> [Excerpt from a dataset]
-------

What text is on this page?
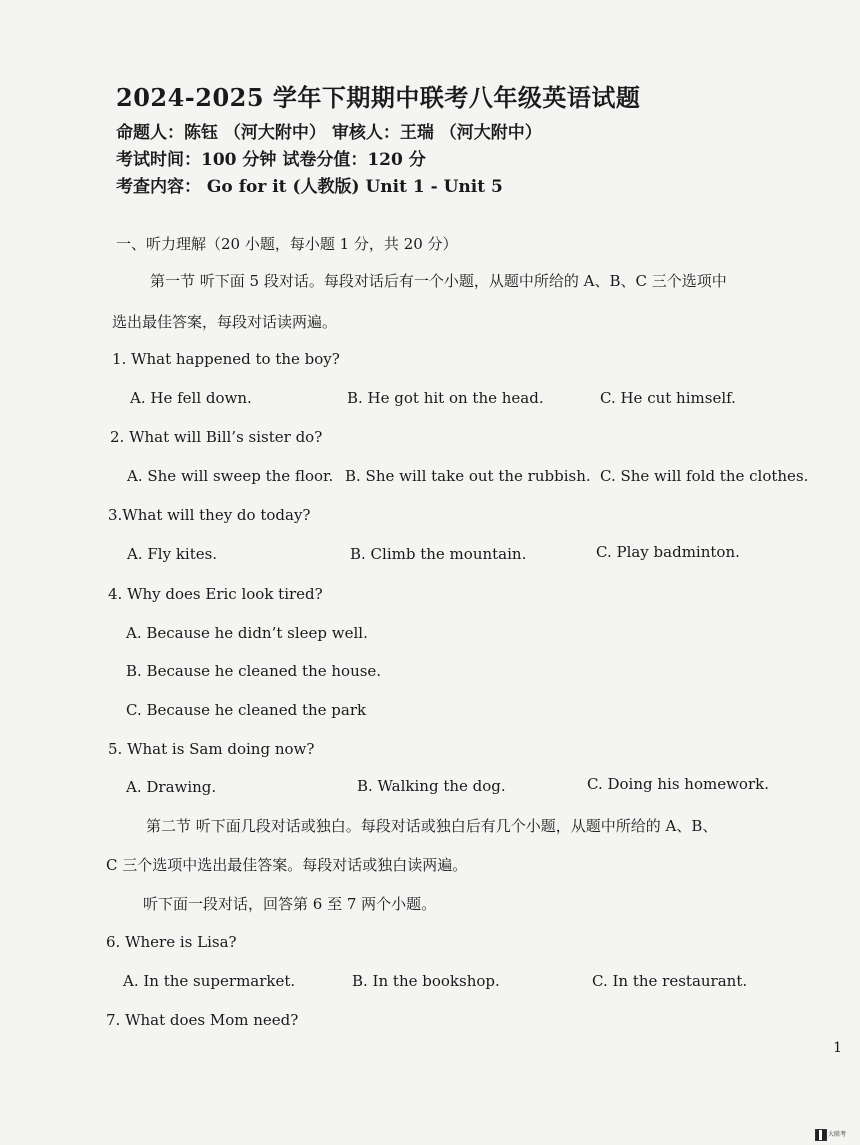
2024-2025 学年下期期中联考八年级英语试题
命题人：陈钰 （河大附中） 审核人：王瑞 （河大附中）
考试时间：100 分钟 试卷分值：120 分
考查内容： Go for it (人教版) Unit 1 - Unit 5
一、听力理解（20 小题，每小题 1 分，共 20 分）
第一节 听下面 5 段对话。每段对话后有一个小题，从题中所给的 A、B、C 三个选项中
选出最佳答案，每段对话读两遍。
1. What happened to the boy?
A. He fell down.	B. He got hit on the head.	C. He cut himself.
2. What will Bill’s sister do?
A. She will sweep the floor. B. She will take out the rubbish. C. She will fold the clothes.
3.What will they do today?
A. Fly kites.	B. Climb the mountain.	C. Play badminton.
4. Why does Eric look tired?
A. Because he didn’t sleep well.
B. Because he cleaned the house.
C. Because he cleaned the park
5. What is Sam doing now?
A. Drawing.	B. Walking the dog.	C. Doing his homework.
第二节 听下面几段对话或独白。每段对话或独白后有几个小题，从题中所给的 A、B、
C 三个选项中选出最佳答案。每段对话或独白读两遍。
听下面一段对话，回答第 6 至 7 两个小题。
6. Where is Lisa?
A. In the supermarket.	B. In the bookshop.	C. In the restaurant.
7. What does Mom need?
1
大联考
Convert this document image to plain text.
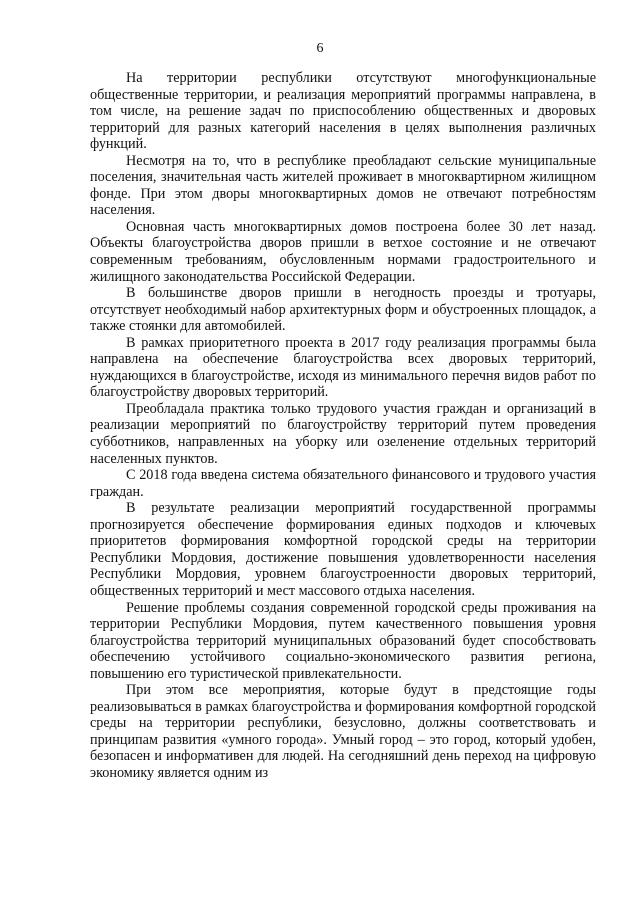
6

На территории республики отсутствуют многофункциональные общественные территории, и реализация мероприятий программы направлена, в том числе, на решение задач по приспособлению общественных и дворовых территорий для разных категорий населения в целях выполнения различных функций.

Несмотря на то, что в республике преобладают сельские муниципальные поселения, значительная часть жителей проживает в многоквартирном жилищном фонде. При этом дворы многоквартирных домов не отвечают потребностям населения.

Основная часть многоквартирных домов построена более 30 лет назад. Объекты благоустройства дворов пришли в ветхое состояние и не отвечают современным требованиям, обусловленным нормами градостроительного и жилищного законодательства Российской Федерации.

В большинстве дворов пришли в негодность проезды и тротуары, отсутствует необходимый набор архитектурных форм и обустроенных площадок, а также стоянки для автомобилей.

В рамках приоритетного проекта в 2017 году реализация программы была направлена на обеспечение благоустройства всех дворовых территорий, нуждающихся в благоустройстве, исходя из минимального перечня видов работ по благоустройству дворовых территорий.

Преобладала практика только трудового участия граждан и организаций в реализации мероприятий по благоустройству территорий путем проведения субботников, направленных на уборку или озеленение отдельных территорий населенных пунктов.

С 2018 года введена система обязательного финансового и трудового участия граждан.

В результате реализации мероприятий государственной программы прогнозируется обеспечение формирования единых подходов и ключевых приоритетов формирования комфортной городской среды на территории Республики Мордовия, достижение повышения удовлетворенности населения Республики Мордовия, уровнем благоустроенности дворовых территорий, общественных территорий и мест массового отдыха населения.

Решение проблемы создания современной городской среды проживания на территории Республики Мордовия, путем качественного повышения уровня благоустройства территорий муниципальных образований будет способствовать обеспечению устойчивого социально-экономического развития региона, повышению его туристической привлекательности.

При этом все мероприятия, которые будут в предстоящие годы реализовываться в рамках благоустройства и формирования комфортной городской среды на территории республики, безусловно, должны соответствовать и принципам развития «умного города». Умный город – это город, который удобен, безопасен и информативен для людей. На сегодняшний день переход на цифровую экономику является одним из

-------

> [Work to be completed]
Skip every picture and transcribe the data above exactly.

> [Exercise answer]
What text is on this page?
2024-2025 学年下期期中联考八年级英语试题
命题人：陈钰 （河大附中） 审核人：王瑞 （河大附中）
考试时间：100 分钟 试卷分值：120 分
考查内容： Go for it (人教版) Unit 1 - Unit 5
一、听力理解（20 小题，每小题 1 分，共 20 分）
第一节 听下面 5 段对话。每段对话后有一个小题，从题中所给的 A、B、C 三个选项中
选出最佳答案，每段对话读两遍。
1. What happened to the boy?
A. He fell down.	B. He got hit on the head.	C. He cut himself.
2. What will Bill’s sister do?
A. She will sweep the floor. B. She will take out the rubbish. C. She will fold the clothes.
3.What will they do today?
A. Fly kites.	B. Climb the mountain.	C. Play badminton.
4. Why does Eric look tired?
A. Because he didn’t sleep well.
B. Because he cleaned the house.
C. Because he cleaned the park
5. What is Sam doing now?
A. Drawing.	B. Walking the dog.	C. Doing his homework.
第二节 听下面几段对话或独白。每段对话或独白后有几个小题，从题中所给的 A、B、
C 三个选项中选出最佳答案。每段对话或独白读两遍。
听下面一段对话，回答第 6 至 7 两个小题。
6. Where is Lisa?
A. In the supermarket.	B. In the bookshop.	C. In the restaurant.
7. What does Mom need?
1
大联考
Convert this document image to plain text.
6

На территории республики отсутствуют многофункциональные общественные территории, и реализация мероприятий программы направлена, в том числе, на решение задач по приспособлению общественных и дворовых территорий для разных категорий населения в целях выполнения различных функций.

Несмотря на то, что в республике преобладают сельские муниципальные поселения, значительная часть жителей проживает в многоквартирном жилищном фонде. При этом дворы многоквартирных домов не отвечают потребностям населения.

Основная часть многоквартирных домов построена более 30 лет назад. Объекты благоустройства дворов пришли в ветхое состояние и не отвечают современным требованиям, обусловленным нормами градостроительного и жилищного законодательства Российской Федерации.

В большинстве дворов пришли в негодность проезды и тротуары, отсутствует необходимый набор архитектурных форм и обустроенных площадок, а также стоянки для автомобилей.

В рамках приоритетного проекта в 2017 году реализация программы была направлена на обеспечение благоустройства всех дворовых территорий, нуждающихся в благоустройстве, исходя из минимального перечня видов работ по благоустройству дворовых территорий.

Преобладала практика только трудового участия граждан и организаций в реализации мероприятий по благоустройству территорий путем проведения субботников, направленных на уборку или озеленение отдельных территорий населенных пунктов.

С 2018 года введена система обязательного финансового и трудового участия граждан.

В результате реализации мероприятий государственной программы прогнозируется обеспечение формирования единых подходов и ключевых приоритетов формирования комфортной городской среды на территории Республики Мордовия, достижение повышения удовлетворенности населения Республики Мордовия, уровнем благоустроенности дворовых территорий, общественных территорий и мест массового отдыха населения.

Решение проблемы создания современной городской среды проживания на территории Республики Мордовия, путем качественного повышения уровня благоустройства территорий муниципальных образований будет способствовать обеспечению устойчивого социально-экономического развития региона, повышению его туристической привлекательности.

При этом все мероприятия, которые будут в предстоящие годы реализовываться в рамках благоустройства и формирования комфортной городской среды на территории республики, безусловно, должны соответствовать и принципам развития «умного города». Умный город – это город, который удобен, безопасен и информативен для людей. На сегодняшний день переход на цифровую экономику является одним из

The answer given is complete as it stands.